╭─ Provided information

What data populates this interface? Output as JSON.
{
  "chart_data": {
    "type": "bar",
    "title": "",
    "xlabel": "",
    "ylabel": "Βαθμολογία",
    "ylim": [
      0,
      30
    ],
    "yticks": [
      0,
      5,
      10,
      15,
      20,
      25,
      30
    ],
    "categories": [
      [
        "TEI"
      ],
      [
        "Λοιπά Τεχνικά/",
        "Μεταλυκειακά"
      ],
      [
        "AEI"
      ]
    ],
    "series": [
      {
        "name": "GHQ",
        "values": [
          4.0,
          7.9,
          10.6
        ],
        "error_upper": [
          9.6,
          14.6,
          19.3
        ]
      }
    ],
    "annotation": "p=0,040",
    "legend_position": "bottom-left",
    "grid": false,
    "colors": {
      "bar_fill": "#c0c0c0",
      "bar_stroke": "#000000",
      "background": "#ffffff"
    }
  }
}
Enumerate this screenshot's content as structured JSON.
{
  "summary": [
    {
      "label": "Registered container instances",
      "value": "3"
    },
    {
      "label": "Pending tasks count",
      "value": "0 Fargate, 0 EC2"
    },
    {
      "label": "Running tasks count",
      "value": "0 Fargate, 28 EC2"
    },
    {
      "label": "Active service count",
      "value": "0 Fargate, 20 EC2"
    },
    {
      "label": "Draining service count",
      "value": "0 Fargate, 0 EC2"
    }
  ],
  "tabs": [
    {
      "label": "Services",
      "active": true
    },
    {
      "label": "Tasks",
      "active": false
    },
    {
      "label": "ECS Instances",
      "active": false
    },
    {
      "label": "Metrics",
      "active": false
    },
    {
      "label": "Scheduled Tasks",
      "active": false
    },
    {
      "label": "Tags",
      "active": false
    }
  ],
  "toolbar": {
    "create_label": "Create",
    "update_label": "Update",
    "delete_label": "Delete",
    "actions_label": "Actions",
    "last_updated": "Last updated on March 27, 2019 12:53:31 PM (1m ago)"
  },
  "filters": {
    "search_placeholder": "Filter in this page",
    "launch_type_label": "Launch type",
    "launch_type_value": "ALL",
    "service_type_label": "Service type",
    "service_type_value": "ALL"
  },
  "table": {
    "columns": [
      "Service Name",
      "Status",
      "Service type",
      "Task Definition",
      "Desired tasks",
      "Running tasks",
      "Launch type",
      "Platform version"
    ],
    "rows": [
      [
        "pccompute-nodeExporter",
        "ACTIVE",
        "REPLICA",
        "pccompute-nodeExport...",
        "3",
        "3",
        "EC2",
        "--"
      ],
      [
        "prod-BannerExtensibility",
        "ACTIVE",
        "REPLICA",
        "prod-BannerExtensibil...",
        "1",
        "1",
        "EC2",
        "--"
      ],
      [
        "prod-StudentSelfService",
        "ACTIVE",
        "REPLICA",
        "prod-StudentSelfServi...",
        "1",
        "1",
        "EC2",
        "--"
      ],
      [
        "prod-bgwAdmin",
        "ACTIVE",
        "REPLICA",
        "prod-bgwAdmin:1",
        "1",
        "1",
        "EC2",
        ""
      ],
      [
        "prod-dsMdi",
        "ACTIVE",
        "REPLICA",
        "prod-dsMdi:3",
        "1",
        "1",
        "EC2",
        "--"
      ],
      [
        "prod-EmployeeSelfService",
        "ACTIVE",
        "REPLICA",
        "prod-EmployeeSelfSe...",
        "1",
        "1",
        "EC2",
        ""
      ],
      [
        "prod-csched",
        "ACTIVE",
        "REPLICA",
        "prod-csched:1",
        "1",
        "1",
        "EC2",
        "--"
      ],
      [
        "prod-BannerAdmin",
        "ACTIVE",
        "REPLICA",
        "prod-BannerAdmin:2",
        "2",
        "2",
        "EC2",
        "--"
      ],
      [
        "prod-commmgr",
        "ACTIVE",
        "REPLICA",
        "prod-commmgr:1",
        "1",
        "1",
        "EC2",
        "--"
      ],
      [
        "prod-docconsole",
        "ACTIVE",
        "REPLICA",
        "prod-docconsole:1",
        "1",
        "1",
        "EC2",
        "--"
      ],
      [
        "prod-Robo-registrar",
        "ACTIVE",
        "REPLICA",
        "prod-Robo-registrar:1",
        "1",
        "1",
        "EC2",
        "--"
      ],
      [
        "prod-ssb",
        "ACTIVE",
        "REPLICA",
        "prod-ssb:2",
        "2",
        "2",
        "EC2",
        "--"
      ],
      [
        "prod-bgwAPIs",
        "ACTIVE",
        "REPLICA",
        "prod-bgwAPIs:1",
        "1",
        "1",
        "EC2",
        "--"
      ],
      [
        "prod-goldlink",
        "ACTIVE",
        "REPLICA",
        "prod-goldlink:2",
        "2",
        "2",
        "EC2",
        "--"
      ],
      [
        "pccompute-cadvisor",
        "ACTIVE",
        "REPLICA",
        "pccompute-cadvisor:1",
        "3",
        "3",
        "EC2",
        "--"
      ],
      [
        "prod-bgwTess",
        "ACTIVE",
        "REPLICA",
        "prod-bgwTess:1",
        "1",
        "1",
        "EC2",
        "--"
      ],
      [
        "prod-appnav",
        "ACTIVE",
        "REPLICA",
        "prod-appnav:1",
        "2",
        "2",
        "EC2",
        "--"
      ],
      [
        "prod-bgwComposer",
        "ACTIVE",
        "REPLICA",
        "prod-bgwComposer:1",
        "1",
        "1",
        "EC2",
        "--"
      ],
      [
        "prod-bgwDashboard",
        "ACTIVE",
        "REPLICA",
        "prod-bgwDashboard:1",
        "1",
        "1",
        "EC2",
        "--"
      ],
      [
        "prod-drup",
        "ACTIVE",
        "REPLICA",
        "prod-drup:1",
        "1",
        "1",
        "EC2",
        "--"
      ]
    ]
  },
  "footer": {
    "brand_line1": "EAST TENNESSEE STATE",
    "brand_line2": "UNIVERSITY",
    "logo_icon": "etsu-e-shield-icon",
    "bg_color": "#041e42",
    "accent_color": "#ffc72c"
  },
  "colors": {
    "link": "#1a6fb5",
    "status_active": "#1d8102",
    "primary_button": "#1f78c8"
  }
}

╰─

- **Problem details**: Extract from the data every line where "bgwComposer" shows up.

- **Exercise output**:
        "prod-bgwComposer",
        "prod-bgwComposer:1",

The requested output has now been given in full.